TO DO:
Count the lines in the material below that contain the word "color" and give the number alone.

PROVIDED INFORMATION:
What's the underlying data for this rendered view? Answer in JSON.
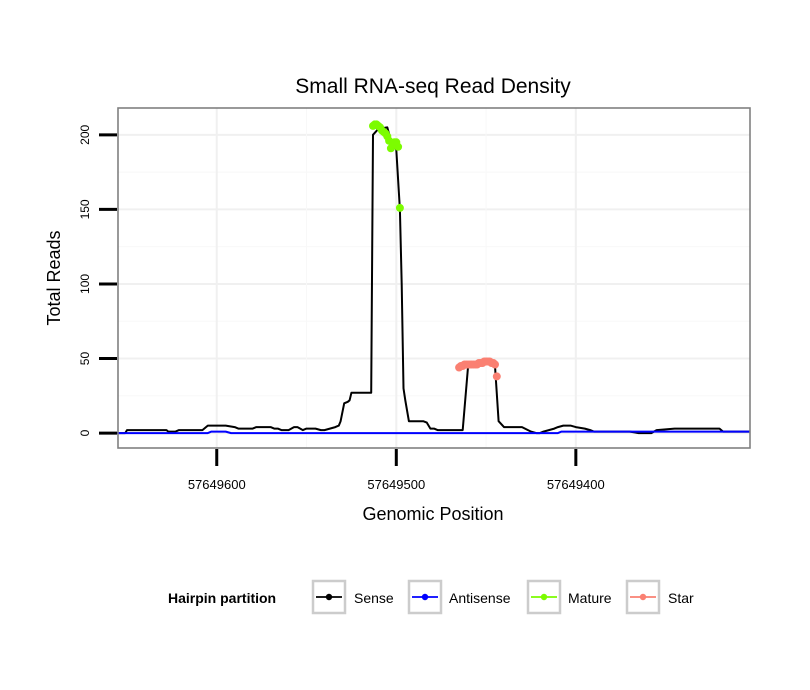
{
  "chart_data": {
    "type": "line",
    "title": "Small RNA-seq Read Density",
    "xlabel": "Genomic Position",
    "ylabel": "Total Reads",
    "xlim": [
      57649655,
      57649303
    ],
    "ylim": [
      -10,
      218
    ],
    "x_reversed": true,
    "x_ticks": [
      57649600,
      57649500,
      57649400
    ],
    "x_tick_labels": [
      "57649600",
      "57649500",
      "57649400"
    ],
    "y_ticks": [
      0,
      50,
      100,
      150,
      200
    ],
    "y_tick_labels": [
      "0",
      "50",
      "100",
      "150",
      "200"
    ],
    "grid": true,
    "legend": {
      "title": "Hairpin partition",
      "position": "bottom",
      "entries": [
        {
          "name": "Sense",
          "color": "#000000"
        },
        {
          "name": "Antisense",
          "color": "#0000ff"
        },
        {
          "name": "Mature",
          "color": "#7cfc00"
        },
        {
          "name": "Star",
          "color": "#fa8072"
        }
      ]
    },
    "series": [
      {
        "name": "Sense",
        "color": "#000000",
        "style": "line",
        "x": [
          57649656,
          57649651,
          57649650,
          57649640,
          57649628,
          57649627,
          57649623,
          57649621,
          57649616,
          57649613,
          57649608,
          57649605,
          57649595,
          57649590,
          57649588,
          57649580,
          57649578,
          57649570,
          57649568,
          57649566,
          57649564,
          57649560,
          57649557,
          57649555,
          57649552,
          57649550,
          57649547,
          57649545,
          57649542,
          57649540,
          57649534,
          57649532,
          57649531,
          57649529,
          57649527,
          57649526,
          57649525,
          57649520,
          57649516,
          57649515,
          57649514,
          57649513,
          57649510,
          57649505,
          57649503,
          57649500,
          57649498,
          57649497,
          57649496,
          57649495,
          57649493,
          57649485,
          57649483,
          57649481,
          57649479,
          57649477,
          57649470,
          57649467,
          57649466,
          57649465,
          57649463,
          57649460,
          57649458,
          57649456,
          57649453,
          57649452,
          57649451,
          57649448,
          57649446,
          57649445,
          57649443,
          57649440,
          57649435,
          57649430,
          57649425,
          57649422,
          57649420,
          57649418,
          57649415,
          57649412,
          57649410,
          57649407,
          57649403,
          57649400,
          57649395,
          57649392,
          57649390,
          57649385,
          57649380,
          57649372,
          57649370,
          57649365,
          57649358,
          57649355,
          57649345,
          57649320,
          57649318,
          57649303
        ],
        "y": [
          0,
          0,
          2,
          2,
          2,
          1,
          1,
          2,
          2,
          2,
          2,
          5,
          5,
          4,
          3,
          3,
          4,
          4,
          3,
          3,
          2,
          2,
          4,
          4,
          2,
          3,
          3,
          3,
          2,
          2,
          4,
          5,
          8,
          20,
          21,
          22,
          27,
          27,
          27,
          27,
          27,
          200,
          204,
          205,
          196,
          190,
          150,
          100,
          30,
          22,
          8,
          8,
          7,
          3,
          3,
          2,
          2,
          2,
          2,
          2,
          2,
          45,
          46,
          46,
          47,
          48,
          48,
          48,
          47,
          45,
          8,
          4,
          4,
          4,
          1,
          0,
          0,
          1,
          2,
          3,
          4,
          5,
          5,
          4,
          3,
          2,
          1,
          1,
          1,
          1,
          1,
          0,
          0,
          2,
          3,
          3,
          1,
          1
        ]
      },
      {
        "name": "Antisense",
        "color": "#0000ff",
        "style": "line",
        "x": [
          57649656,
          57649605,
          57649603,
          57649595,
          57649592,
          57649560,
          57649440,
          57649410,
          57649408,
          57649303
        ],
        "y": [
          0,
          0,
          1,
          1,
          0,
          0,
          0,
          0,
          1,
          1
        ]
      },
      {
        "name": "Mature",
        "color": "#7cfc00",
        "style": "points",
        "x": [
          57649513,
          57649512,
          57649511,
          57649510,
          57649509,
          57649508,
          57649507,
          57649506,
          57649505,
          57649504,
          57649503,
          57649502,
          57649501,
          57649500,
          57649499,
          57649498
        ],
        "y": [
          206,
          207,
          207,
          206,
          205,
          203,
          202,
          201,
          199,
          196,
          191,
          193,
          195,
          195,
          192,
          151
        ]
      },
      {
        "name": "Star",
        "color": "#fa8072",
        "style": "points",
        "x": [
          57649465,
          57649464,
          57649463,
          57649462,
          57649461,
          57649460,
          57649459,
          57649458,
          57649457,
          57649456,
          57649455,
          57649454,
          57649453,
          57649452,
          57649451,
          57649450,
          57649449,
          57649448,
          57649447,
          57649446,
          57649445,
          57649444
        ],
        "y": [
          44,
          45,
          45,
          46,
          46,
          46,
          46,
          46,
          46,
          46,
          46,
          47,
          47,
          47,
          48,
          48,
          48,
          48,
          47,
          47,
          46,
          38
        ]
      }
    ]
  }
}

OUTPUT FOR THIS TASK:
8